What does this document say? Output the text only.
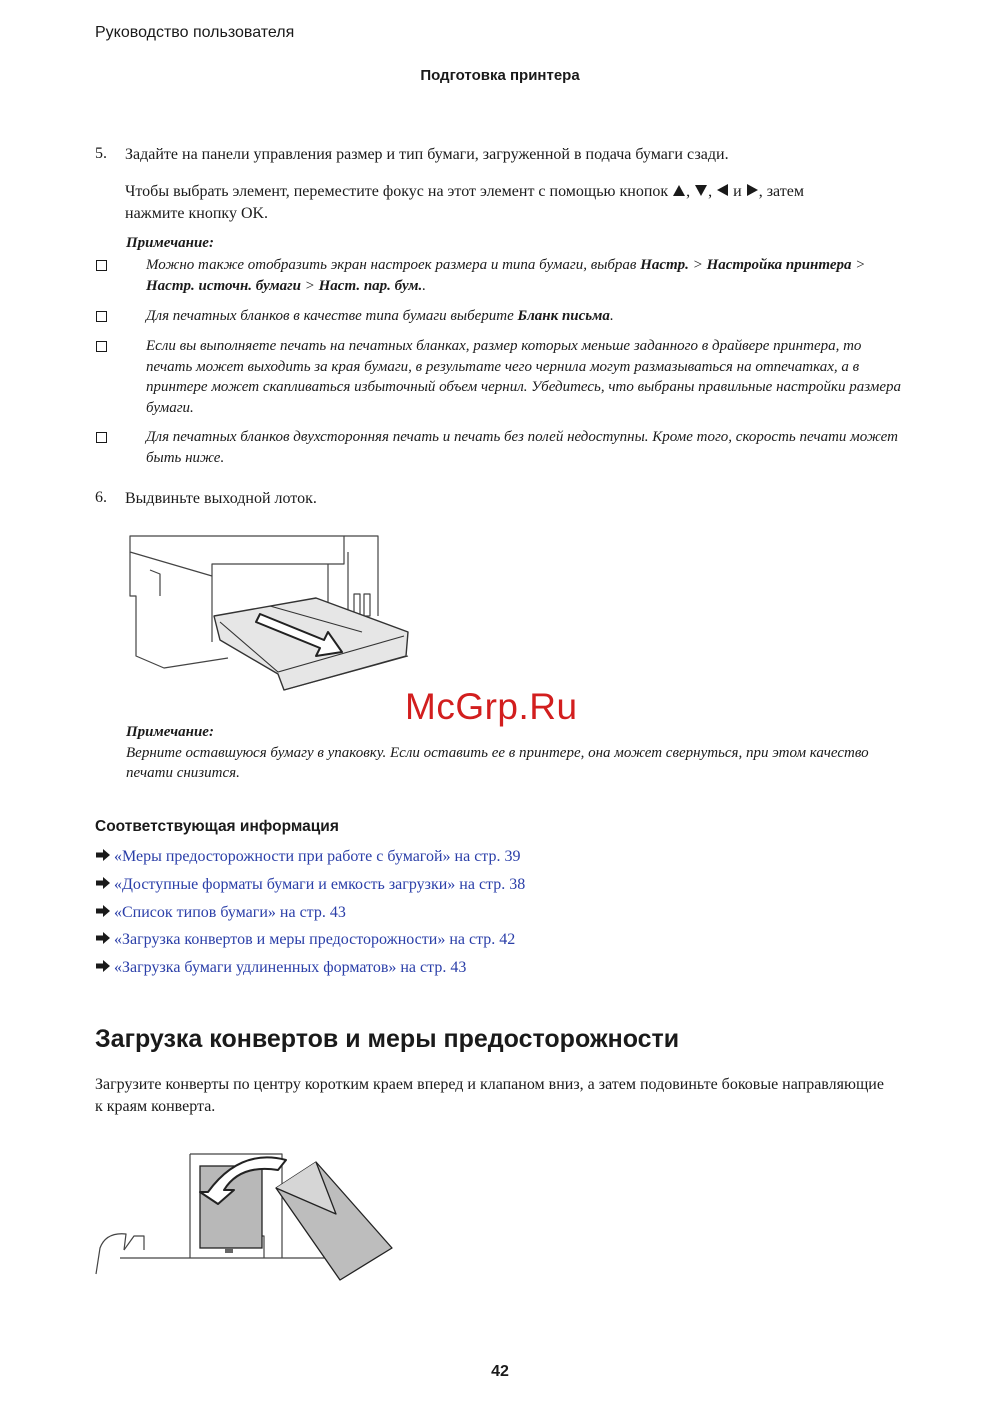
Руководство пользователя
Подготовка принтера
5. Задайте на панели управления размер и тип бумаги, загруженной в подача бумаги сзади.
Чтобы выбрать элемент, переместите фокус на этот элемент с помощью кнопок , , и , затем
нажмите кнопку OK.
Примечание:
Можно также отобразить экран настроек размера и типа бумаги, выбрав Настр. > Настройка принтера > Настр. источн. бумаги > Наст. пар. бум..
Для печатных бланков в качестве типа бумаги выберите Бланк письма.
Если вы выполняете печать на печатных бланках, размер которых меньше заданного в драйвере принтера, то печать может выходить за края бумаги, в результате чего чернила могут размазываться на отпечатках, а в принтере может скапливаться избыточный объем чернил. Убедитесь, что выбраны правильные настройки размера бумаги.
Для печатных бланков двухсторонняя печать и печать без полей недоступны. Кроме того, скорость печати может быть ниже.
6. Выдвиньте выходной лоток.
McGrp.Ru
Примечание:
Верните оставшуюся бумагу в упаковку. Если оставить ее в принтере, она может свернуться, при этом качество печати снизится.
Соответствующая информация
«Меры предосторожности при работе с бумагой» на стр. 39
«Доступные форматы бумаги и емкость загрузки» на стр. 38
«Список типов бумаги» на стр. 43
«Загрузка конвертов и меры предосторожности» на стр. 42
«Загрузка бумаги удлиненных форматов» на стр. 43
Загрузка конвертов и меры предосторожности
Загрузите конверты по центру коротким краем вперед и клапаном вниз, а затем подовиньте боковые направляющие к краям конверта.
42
============================================================
**DESCRIPTION OF THE TASK:** In the lines above, locate the string "Загрузка". Copy every line where it occurs.

**EXERCISE RESPONSE:**
«Загрузка конвертов и меры предосторожности» на стр. 42
«Загрузка бумаги удлиненных форматов» на стр. 43
Загрузка конвертов и меры предосторожности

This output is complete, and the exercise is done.